> [Instructions to follow] List each line of the data that holds the word "ABCDEF".

Extracted data entries
::::::::
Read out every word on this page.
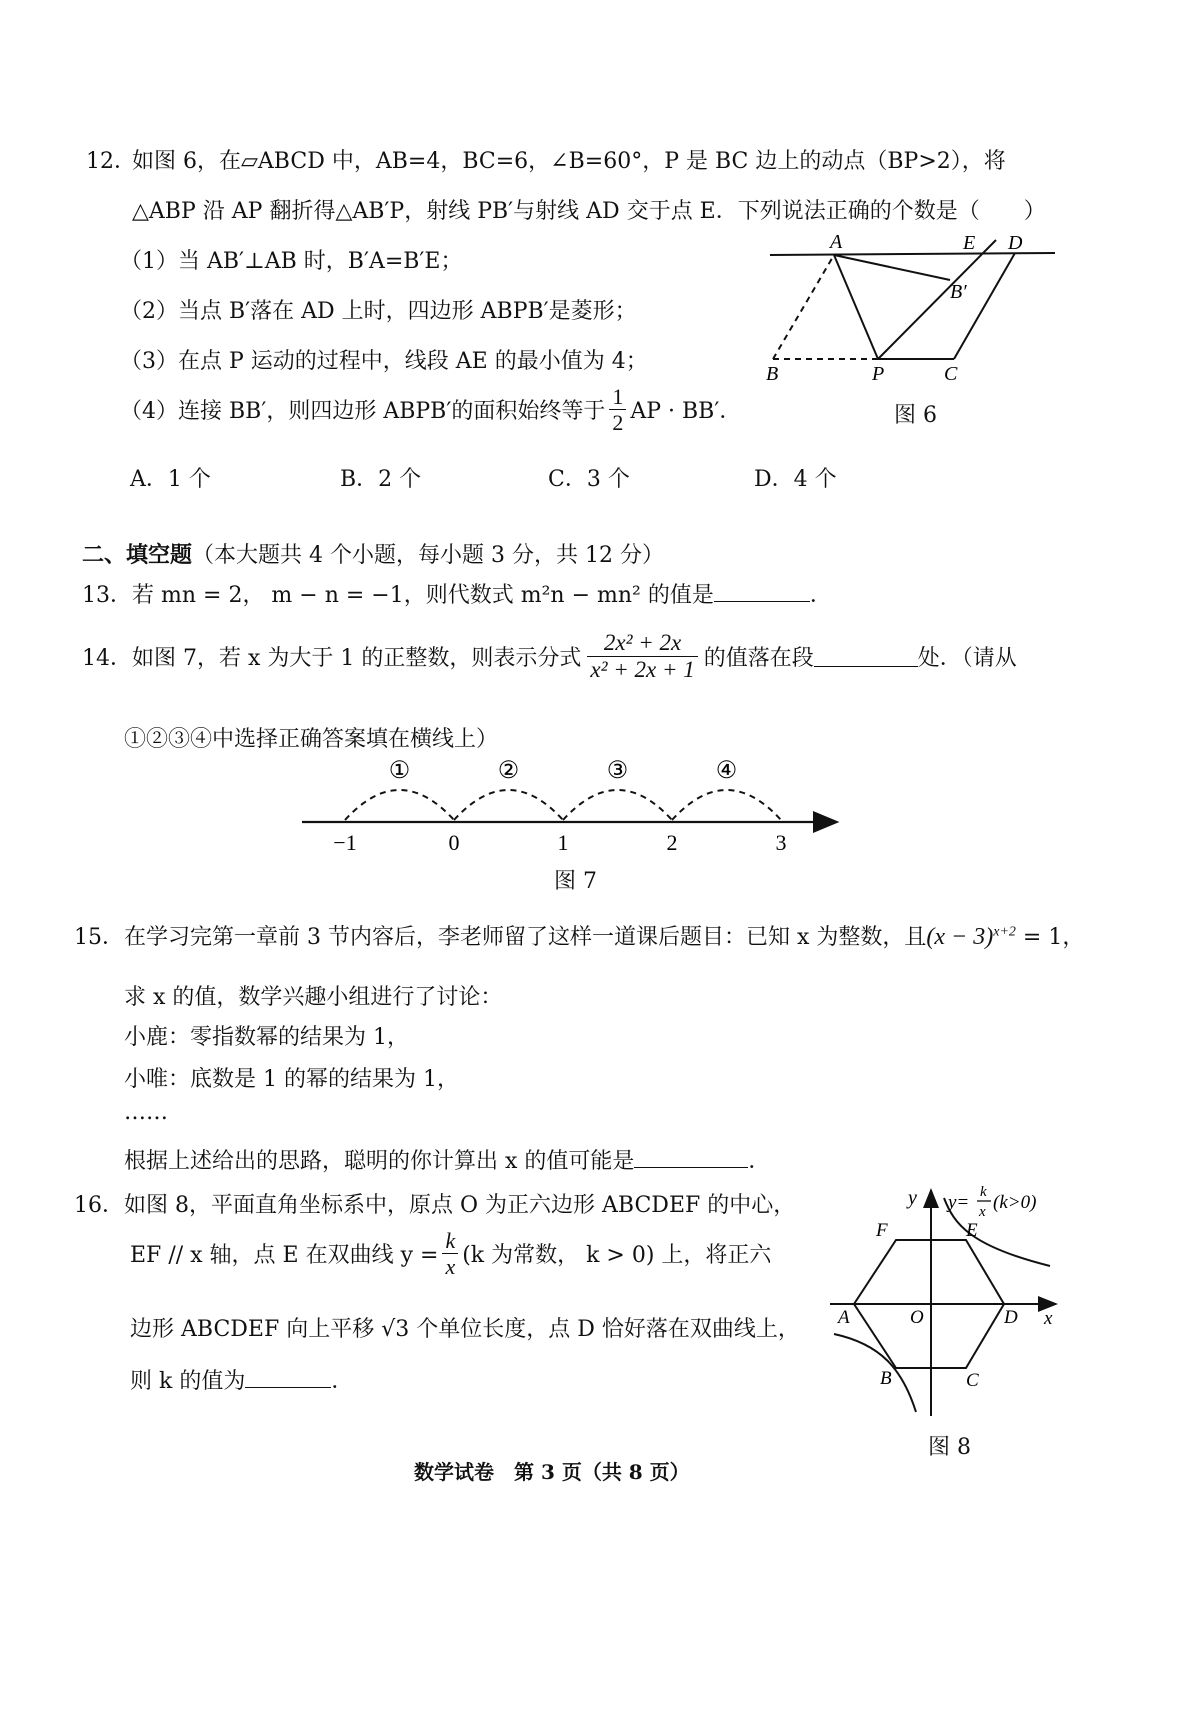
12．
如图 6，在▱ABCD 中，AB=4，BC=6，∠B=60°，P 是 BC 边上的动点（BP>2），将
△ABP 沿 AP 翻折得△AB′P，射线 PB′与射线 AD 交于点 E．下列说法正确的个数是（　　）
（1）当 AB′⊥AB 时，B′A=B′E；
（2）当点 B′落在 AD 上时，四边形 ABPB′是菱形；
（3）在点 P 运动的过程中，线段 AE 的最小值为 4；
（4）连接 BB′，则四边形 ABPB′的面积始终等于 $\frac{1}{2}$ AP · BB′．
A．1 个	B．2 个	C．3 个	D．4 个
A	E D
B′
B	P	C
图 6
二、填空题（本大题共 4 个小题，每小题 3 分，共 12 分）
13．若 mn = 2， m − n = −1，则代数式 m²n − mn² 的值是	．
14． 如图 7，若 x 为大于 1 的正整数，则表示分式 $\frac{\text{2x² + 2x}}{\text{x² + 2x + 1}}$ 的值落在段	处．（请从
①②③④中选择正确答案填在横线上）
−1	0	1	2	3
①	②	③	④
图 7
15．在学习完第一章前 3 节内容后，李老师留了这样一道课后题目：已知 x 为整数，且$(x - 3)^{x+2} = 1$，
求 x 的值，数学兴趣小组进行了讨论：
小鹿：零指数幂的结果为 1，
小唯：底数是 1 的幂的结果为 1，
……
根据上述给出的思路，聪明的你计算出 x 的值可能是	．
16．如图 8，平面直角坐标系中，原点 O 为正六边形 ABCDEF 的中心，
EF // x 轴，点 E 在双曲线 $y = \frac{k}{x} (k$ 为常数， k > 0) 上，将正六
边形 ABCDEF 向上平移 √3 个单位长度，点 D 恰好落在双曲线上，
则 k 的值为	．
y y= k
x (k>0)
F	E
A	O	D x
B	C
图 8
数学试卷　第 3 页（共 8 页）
::::::::
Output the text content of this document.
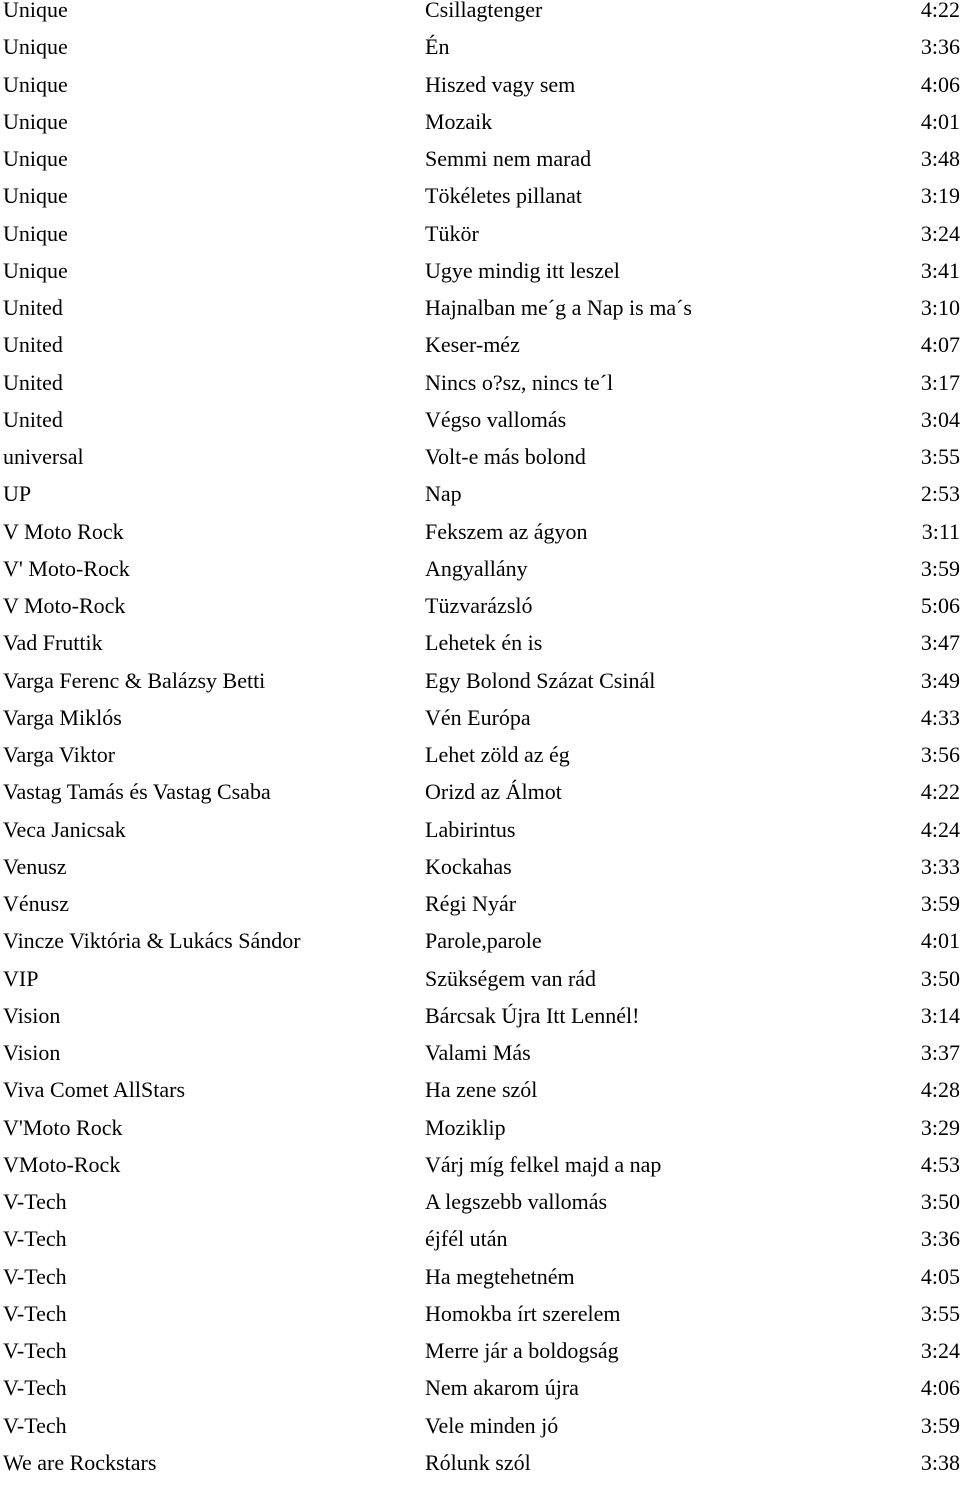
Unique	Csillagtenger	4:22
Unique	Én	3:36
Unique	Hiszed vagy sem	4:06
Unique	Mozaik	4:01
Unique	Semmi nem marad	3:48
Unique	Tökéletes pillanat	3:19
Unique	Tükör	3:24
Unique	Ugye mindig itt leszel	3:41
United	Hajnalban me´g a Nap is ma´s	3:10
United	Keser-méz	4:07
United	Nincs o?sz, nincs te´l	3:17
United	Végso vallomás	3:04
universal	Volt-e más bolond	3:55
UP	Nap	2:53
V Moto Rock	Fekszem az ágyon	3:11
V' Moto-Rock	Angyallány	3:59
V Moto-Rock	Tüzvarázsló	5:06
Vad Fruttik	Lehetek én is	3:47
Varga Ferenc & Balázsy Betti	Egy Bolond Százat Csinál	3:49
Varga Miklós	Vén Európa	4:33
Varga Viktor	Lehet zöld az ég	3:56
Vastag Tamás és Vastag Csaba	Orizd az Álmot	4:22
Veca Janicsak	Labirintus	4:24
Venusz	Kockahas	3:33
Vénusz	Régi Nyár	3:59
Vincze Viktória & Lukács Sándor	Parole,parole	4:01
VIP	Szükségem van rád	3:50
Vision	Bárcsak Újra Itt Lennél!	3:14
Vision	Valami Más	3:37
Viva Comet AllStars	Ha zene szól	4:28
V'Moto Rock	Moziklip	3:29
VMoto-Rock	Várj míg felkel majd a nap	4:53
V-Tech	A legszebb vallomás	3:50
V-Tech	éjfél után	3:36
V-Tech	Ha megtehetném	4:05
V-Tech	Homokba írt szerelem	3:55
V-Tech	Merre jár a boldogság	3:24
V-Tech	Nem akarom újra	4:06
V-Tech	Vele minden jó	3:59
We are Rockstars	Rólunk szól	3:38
::::::::
> [Task result]
16．如图 8，平面直角坐标系中，原点 O 为正六边形 ABCDEF 的中心，
边形 ABCDEF 向上平移 √3 个单位长度，点 D 恰好落在双曲线上，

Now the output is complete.